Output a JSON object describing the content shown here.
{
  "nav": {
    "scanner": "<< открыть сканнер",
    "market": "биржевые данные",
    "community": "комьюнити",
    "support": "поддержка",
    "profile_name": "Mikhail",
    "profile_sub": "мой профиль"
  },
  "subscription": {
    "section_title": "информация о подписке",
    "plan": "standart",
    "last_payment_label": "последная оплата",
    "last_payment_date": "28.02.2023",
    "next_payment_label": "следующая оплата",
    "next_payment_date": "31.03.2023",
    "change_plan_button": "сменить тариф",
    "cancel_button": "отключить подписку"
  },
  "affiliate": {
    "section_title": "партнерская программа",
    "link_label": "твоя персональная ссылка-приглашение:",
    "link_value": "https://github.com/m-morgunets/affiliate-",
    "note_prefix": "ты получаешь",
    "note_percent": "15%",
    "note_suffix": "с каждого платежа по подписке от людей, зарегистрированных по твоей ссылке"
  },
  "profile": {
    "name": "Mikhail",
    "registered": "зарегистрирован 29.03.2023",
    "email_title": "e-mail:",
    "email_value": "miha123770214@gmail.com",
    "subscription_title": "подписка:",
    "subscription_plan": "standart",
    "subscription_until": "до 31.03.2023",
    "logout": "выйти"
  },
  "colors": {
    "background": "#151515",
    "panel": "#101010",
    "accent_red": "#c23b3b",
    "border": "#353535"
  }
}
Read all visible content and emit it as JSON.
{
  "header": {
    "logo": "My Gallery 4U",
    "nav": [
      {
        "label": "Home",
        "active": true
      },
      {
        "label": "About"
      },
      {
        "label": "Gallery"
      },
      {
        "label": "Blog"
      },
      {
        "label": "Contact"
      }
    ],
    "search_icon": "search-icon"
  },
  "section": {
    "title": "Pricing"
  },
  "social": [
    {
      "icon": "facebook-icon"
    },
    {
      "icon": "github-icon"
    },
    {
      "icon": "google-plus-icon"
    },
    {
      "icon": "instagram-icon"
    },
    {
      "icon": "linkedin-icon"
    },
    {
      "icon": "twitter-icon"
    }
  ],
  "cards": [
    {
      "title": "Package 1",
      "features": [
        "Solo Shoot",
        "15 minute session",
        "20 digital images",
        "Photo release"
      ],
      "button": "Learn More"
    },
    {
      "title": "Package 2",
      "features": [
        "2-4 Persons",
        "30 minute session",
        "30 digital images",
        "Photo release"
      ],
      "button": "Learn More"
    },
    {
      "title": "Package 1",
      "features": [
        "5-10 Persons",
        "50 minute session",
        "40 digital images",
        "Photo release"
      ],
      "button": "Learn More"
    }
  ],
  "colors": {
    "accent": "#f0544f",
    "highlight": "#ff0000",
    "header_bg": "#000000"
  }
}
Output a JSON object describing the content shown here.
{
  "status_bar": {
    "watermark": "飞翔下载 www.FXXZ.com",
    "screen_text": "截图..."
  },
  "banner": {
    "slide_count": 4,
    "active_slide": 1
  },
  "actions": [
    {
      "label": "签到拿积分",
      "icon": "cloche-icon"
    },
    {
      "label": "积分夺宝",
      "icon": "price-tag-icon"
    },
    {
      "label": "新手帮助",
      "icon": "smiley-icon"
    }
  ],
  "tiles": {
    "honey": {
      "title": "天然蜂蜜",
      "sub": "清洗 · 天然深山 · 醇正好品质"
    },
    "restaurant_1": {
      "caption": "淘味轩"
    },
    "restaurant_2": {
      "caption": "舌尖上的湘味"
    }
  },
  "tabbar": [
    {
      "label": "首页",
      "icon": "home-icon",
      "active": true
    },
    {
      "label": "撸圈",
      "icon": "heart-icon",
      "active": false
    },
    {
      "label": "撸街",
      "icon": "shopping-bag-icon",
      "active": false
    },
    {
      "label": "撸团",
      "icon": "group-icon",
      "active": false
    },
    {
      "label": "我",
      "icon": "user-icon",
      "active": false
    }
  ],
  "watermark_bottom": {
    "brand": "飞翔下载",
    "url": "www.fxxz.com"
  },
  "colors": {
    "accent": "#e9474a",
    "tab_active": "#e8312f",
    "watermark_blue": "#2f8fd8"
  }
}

Given task: Copy each line of the records containing the string "session".

Solution below:
        "15 minute session",
        "30 minute session",
        "50 minute session",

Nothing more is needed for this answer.